In this exercise, copy exactly the lines from the one that contains "Convert this chart" through the end of the entries below; pictures are not copied.
begin Extracted data
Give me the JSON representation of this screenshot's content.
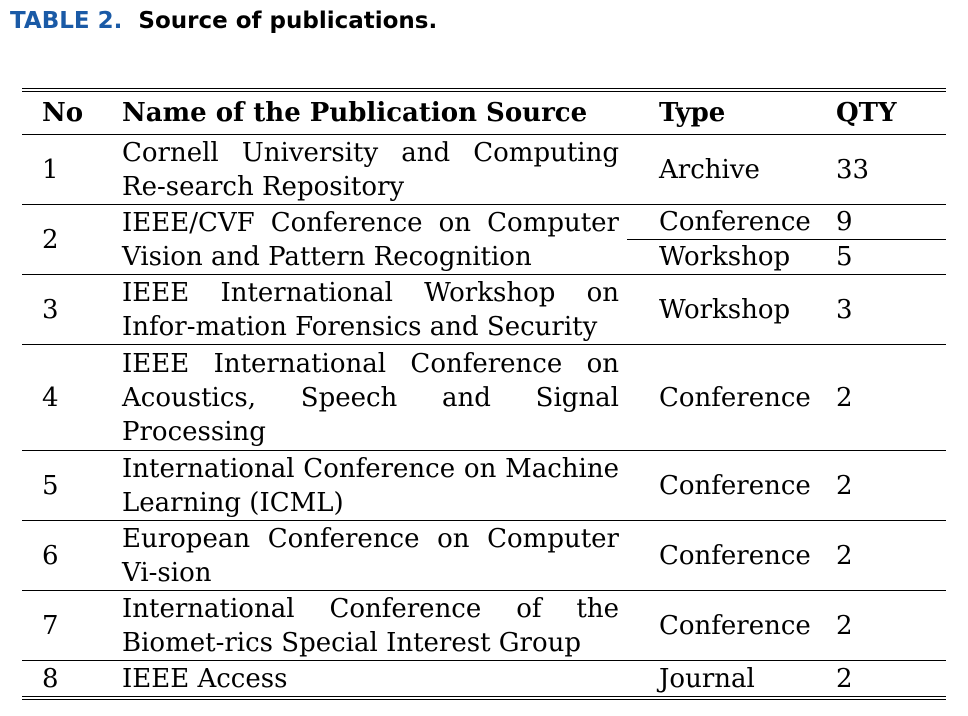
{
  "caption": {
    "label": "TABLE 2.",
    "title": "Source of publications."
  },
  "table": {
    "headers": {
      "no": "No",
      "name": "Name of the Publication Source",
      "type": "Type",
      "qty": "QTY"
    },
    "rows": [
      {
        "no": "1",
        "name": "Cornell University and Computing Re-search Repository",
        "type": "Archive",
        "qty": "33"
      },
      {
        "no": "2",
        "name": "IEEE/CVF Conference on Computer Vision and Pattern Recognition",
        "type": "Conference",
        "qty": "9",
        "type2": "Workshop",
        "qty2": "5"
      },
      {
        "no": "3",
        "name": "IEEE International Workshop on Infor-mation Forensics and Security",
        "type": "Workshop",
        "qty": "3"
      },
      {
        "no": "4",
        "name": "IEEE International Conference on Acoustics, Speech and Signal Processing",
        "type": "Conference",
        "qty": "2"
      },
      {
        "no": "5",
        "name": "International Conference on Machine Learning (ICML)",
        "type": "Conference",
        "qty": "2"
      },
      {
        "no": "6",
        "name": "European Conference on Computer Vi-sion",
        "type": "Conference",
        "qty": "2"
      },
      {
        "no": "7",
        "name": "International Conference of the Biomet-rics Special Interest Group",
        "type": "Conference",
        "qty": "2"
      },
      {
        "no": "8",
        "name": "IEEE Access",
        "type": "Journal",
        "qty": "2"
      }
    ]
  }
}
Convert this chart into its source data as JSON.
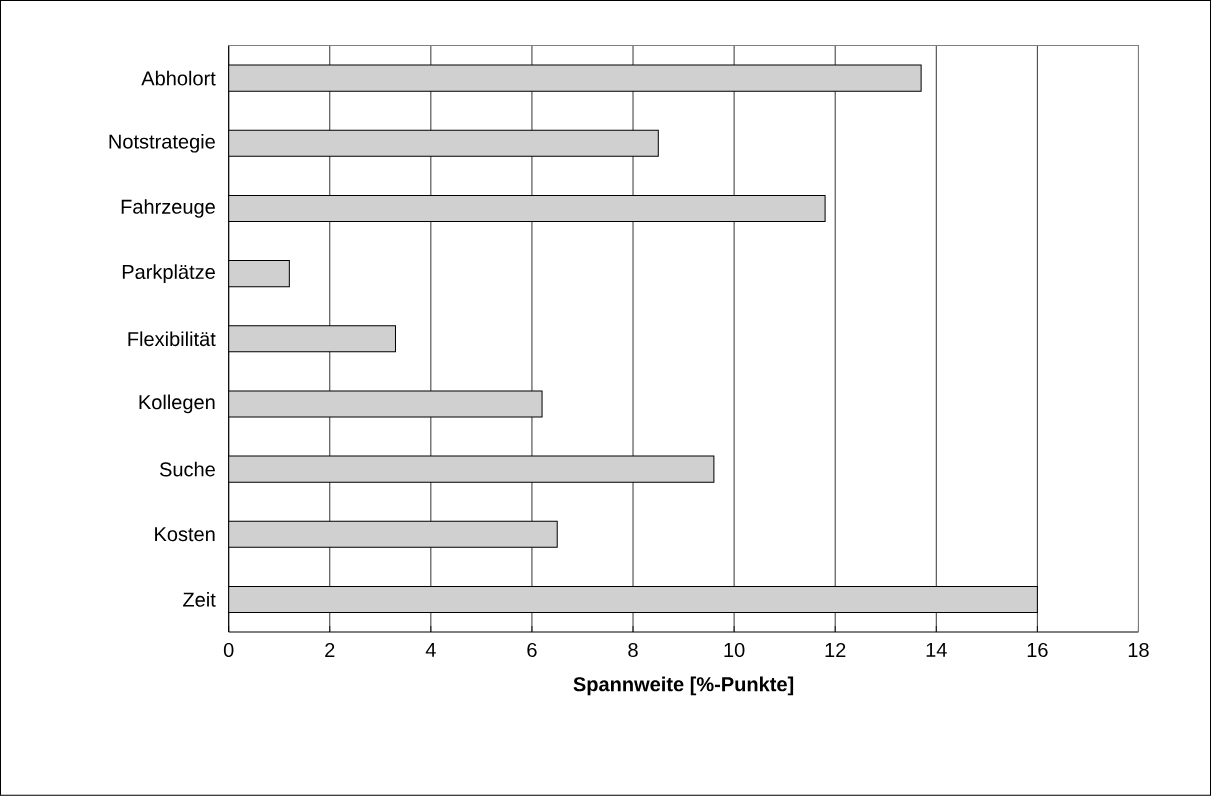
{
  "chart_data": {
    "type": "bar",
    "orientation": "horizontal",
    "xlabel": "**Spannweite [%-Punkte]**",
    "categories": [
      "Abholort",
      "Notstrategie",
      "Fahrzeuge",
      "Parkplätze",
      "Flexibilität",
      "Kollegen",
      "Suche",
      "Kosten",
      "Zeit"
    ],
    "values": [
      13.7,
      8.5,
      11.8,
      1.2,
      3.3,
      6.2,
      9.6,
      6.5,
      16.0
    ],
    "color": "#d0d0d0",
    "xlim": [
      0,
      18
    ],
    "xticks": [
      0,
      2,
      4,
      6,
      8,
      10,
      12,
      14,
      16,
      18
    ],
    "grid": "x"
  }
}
end Extracted data
[Reply to the task]
Convert this chart into its source data as JSON.
{
  "chart_data": {
    "type": "bar",
    "orientation": "horizontal",
    "xlabel": "**Spannweite [%-Punkte]**",
    "categories": [
      "Abholort",
      "Notstrategie",
      "Fahrzeuge",
      "Parkplätze",
      "Flexibilität",
      "Kollegen",
      "Suche",
      "Kosten",
      "Zeit"
    ],
    "values": [
      13.7,
      8.5,
      11.8,
      1.2,
      3.3,
      6.2,
      9.6,
      6.5,
      16.0
    ],
    "color": "#d0d0d0",
    "xlim": [
      0,
      18
    ],
    "xticks": [
      0,
      2,
      4,
      6,
      8,
      10,
      12,
      14,
      16,
      18
    ],
    "grid": "x"
  }
}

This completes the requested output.